Exactly as written, print each record in the listing.

> [Some records]:
- - -
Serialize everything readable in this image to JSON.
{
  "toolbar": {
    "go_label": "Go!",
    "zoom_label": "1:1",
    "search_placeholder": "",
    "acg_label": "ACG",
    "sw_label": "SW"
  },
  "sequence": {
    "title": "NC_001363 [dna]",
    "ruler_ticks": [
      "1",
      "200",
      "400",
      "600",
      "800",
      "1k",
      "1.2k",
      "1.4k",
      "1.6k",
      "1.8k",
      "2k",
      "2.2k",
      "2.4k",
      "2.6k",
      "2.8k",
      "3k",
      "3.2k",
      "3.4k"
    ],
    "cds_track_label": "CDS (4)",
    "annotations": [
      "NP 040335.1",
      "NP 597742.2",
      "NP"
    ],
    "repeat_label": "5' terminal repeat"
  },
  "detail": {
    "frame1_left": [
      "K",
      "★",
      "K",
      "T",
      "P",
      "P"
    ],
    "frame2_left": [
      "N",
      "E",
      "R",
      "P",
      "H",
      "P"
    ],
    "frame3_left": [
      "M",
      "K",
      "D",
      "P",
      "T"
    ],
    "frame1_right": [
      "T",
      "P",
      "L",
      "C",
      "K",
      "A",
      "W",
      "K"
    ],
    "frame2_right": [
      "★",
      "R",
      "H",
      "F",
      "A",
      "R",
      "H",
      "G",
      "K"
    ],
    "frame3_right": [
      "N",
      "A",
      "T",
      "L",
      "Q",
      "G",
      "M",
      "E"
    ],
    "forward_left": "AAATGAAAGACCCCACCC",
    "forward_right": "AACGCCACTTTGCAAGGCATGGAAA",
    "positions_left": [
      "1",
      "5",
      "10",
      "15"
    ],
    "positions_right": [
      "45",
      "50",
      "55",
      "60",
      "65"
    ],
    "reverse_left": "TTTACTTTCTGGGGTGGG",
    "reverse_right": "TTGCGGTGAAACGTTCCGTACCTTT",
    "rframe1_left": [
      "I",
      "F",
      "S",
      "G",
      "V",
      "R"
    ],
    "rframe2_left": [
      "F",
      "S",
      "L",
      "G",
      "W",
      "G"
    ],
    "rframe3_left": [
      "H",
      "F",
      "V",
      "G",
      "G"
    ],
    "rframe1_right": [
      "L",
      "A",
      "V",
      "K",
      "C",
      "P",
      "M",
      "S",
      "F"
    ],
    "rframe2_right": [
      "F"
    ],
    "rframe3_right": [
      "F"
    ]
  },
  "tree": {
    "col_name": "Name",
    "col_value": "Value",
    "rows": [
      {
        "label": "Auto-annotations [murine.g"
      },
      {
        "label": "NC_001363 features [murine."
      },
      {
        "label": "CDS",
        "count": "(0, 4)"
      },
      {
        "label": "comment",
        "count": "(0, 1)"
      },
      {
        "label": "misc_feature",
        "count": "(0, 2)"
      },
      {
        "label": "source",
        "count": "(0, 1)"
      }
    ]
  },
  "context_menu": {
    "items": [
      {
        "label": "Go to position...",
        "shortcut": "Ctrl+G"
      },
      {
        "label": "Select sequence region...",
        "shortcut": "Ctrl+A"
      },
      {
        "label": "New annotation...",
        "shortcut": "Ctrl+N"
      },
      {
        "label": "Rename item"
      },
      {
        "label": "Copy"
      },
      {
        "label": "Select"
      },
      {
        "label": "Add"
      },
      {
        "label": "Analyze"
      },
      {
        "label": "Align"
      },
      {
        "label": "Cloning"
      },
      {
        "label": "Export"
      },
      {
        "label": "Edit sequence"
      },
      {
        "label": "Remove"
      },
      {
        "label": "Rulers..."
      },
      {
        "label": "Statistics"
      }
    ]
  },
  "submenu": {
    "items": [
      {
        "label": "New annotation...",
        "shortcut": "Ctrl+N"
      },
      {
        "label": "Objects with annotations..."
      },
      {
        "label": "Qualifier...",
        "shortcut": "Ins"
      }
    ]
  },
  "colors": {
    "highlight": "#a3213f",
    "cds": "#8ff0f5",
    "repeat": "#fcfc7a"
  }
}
- - -
> [SOLVED EXERCISE]:
Serialize everything readable in this image to JSON.
{
  "toolbar": {
    "go_label": "Go!",
    "zoom_label": "1:1",
    "search_placeholder": "",
    "acg_label": "ACG",
    "sw_label": "SW"
  },
  "sequence": {
    "title": "NC_001363 [dna]",
    "ruler_ticks": [
      "1",
      "200",
      "400",
      "600",
      "800",
      "1k",
      "1.2k",
      "1.4k",
      "1.6k",
      "1.8k",
      "2k",
      "2.2k",
      "2.4k",
      "2.6k",
      "2.8k",
      "3k",
      "3.2k",
      "3.4k"
    ],
    "cds_track_label": "CDS (4)",
    "annotations": [
      "NP 040335.1",
      "NP 597742.2",
      "NP"
    ],
    "repeat_label": "5' terminal repeat"
  },
  "detail": {
    "frame1_left": [
      "K",
      "★",
      "K",
      "T",
      "P",
      "P"
    ],
    "frame2_left": [
      "N",
      "E",
      "R",
      "P",
      "H",
      "P"
    ],
    "frame3_left": [
      "M",
      "K",
      "D",
      "P",
      "T"
    ],
    "frame1_right": [
      "T",
      "P",
      "L",
      "C",
      "K",
      "A",
      "W",
      "K"
    ],
    "frame2_right": [
      "★",
      "R",
      "H",
      "F",
      "A",
      "R",
      "H",
      "G",
      "K"
    ],
    "frame3_right": [
      "N",
      "A",
      "T",
      "L",
      "Q",
      "G",
      "M",
      "E"
    ],
    "forward_left": "AAATGAAAGACCCCACCC",
    "forward_right": "AACGCCACTTTGCAAGGCATGGAAA",
    "positions_left": [
      "1",
      "5",
      "10",
      "15"
    ],
    "positions_right": [
      "45",
      "50",
      "55",
      "60",
      "65"
    ],
    "reverse_left": "TTTACTTTCTGGGGTGGG",
    "reverse_right": "TTGCGGTGAAACGTTCCGTACCTTT",
    "rframe1_left": [
      "I",
      "F",
      "S",
      "G",
      "V",
      "R"
    ],
    "rframe2_left": [
      "F",
      "S",
      "L",
      "G",
      "W",
      "G"
    ],
    "rframe3_left": [
      "H",
      "F",
      "V",
      "G",
      "G"
    ],
    "rframe1_right": [
      "L",
      "A",
      "V",
      "K",
      "C",
      "P",
      "M",
      "S",
      "F"
    ],
    "rframe2_right": [
      "F"
    ],
    "rframe3_right": [
      "F"
    ]
  },
  "tree": {
    "col_name": "Name",
    "col_value": "Value",
    "rows": [
      {
        "label": "Auto-annotations [murine.g"
      },
      {
        "label": "NC_001363 features [murine."
      },
      {
        "label": "CDS",
        "count": "(0, 4)"
      },
      {
        "label": "comment",
        "count": "(0, 1)"
      },
      {
        "label": "misc_feature",
        "count": "(0, 2)"
      },
      {
        "label": "source",
        "count": "(0, 1)"
      }
    ]
  },
  "context_menu": {
    "items": [
      {
        "label": "Go to position...",
        "shortcut": "Ctrl+G"
      },
      {
        "label": "Select sequence region...",
        "shortcut": "Ctrl+A"
      },
      {
        "label": "New annotation...",
        "shortcut": "Ctrl+N"
      },
      {
        "label": "Rename item"
      },
      {
        "label": "Copy"
      },
      {
        "label": "Select"
      },
      {
        "label": "Add"
      },
      {
        "label": "Analyze"
      },
      {
        "label": "Align"
      },
      {
        "label": "Cloning"
      },
      {
        "label": "Export"
      },
      {
        "label": "Edit sequence"
      },
      {
        "label": "Remove"
      },
      {
        "label": "Rulers..."
      },
      {
        "label": "Statistics"
      }
    ]
  },
  "submenu": {
    "items": [
      {
        "label": "New annotation...",
        "shortcut": "Ctrl+N"
      },
      {
        "label": "Objects with annotations..."
      },
      {
        "label": "Qualifier...",
        "shortcut": "Ins"
      }
    ]
  },
  "colors": {
    "highlight": "#a3213f",
    "cds": "#8ff0f5",
    "repeat": "#fcfc7a"
  }
}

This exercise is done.